» Task prompt
Pictures aside, repeat every entry exactly.

%%

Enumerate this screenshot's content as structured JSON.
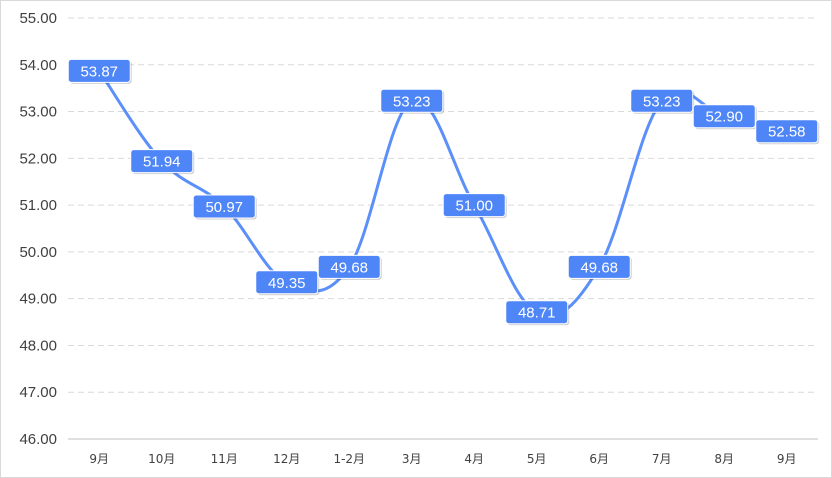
{
  "chart_data": {
    "type": "line",
    "title": "",
    "xlabel": "",
    "ylabel": "",
    "categories": [
      "9月",
      "10月",
      "11月",
      "12月",
      "1-2月",
      "3月",
      "4月",
      "5月",
      "6月",
      "7月",
      "8月",
      "9月"
    ],
    "series": [
      {
        "values": [
          53.87,
          51.94,
          50.97,
          49.35,
          49.68,
          53.23,
          51.0,
          48.71,
          49.68,
          53.23,
          52.9,
          52.58
        ],
        "labels": [
          "53.87",
          "51.94",
          "50.97",
          "49.35",
          "49.68",
          "53.23",
          "51.00",
          "48.71",
          "49.68",
          "53.23",
          "52.90",
          "52.58"
        ]
      }
    ],
    "ylim": [
      46,
      55
    ],
    "yticks": [
      "46.00",
      "47.00",
      "48.00",
      "49.00",
      "50.00",
      "51.00",
      "52.00",
      "53.00",
      "54.00",
      "55.00"
    ],
    "grid": "horizontal dashed",
    "legend": "none",
    "smooth": true,
    "colors": {
      "line": "#5b8ff9",
      "label_bg": "#4f86f7",
      "label_text": "#ffffff"
    }
  }
}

%%

» Reply to the exercise
Enumerate this screenshot's content as structured JSON.
{
  "chart_data": {
    "type": "line",
    "title": "",
    "xlabel": "",
    "ylabel": "",
    "categories": [
      "9月",
      "10月",
      "11月",
      "12月",
      "1-2月",
      "3月",
      "4月",
      "5月",
      "6月",
      "7月",
      "8月",
      "9月"
    ],
    "series": [
      {
        "values": [
          53.87,
          51.94,
          50.97,
          49.35,
          49.68,
          53.23,
          51.0,
          48.71,
          49.68,
          53.23,
          52.9,
          52.58
        ],
        "labels": [
          "53.87",
          "51.94",
          "50.97",
          "49.35",
          "49.68",
          "53.23",
          "51.00",
          "48.71",
          "49.68",
          "53.23",
          "52.90",
          "52.58"
        ]
      }
    ],
    "ylim": [
      46,
      55
    ],
    "yticks": [
      "46.00",
      "47.00",
      "48.00",
      "49.00",
      "50.00",
      "51.00",
      "52.00",
      "53.00",
      "54.00",
      "55.00"
    ],
    "grid": "horizontal dashed",
    "legend": "none",
    "smooth": true,
    "colors": {
      "line": "#5b8ff9",
      "label_bg": "#4f86f7",
      "label_text": "#ffffff"
    }
  }
}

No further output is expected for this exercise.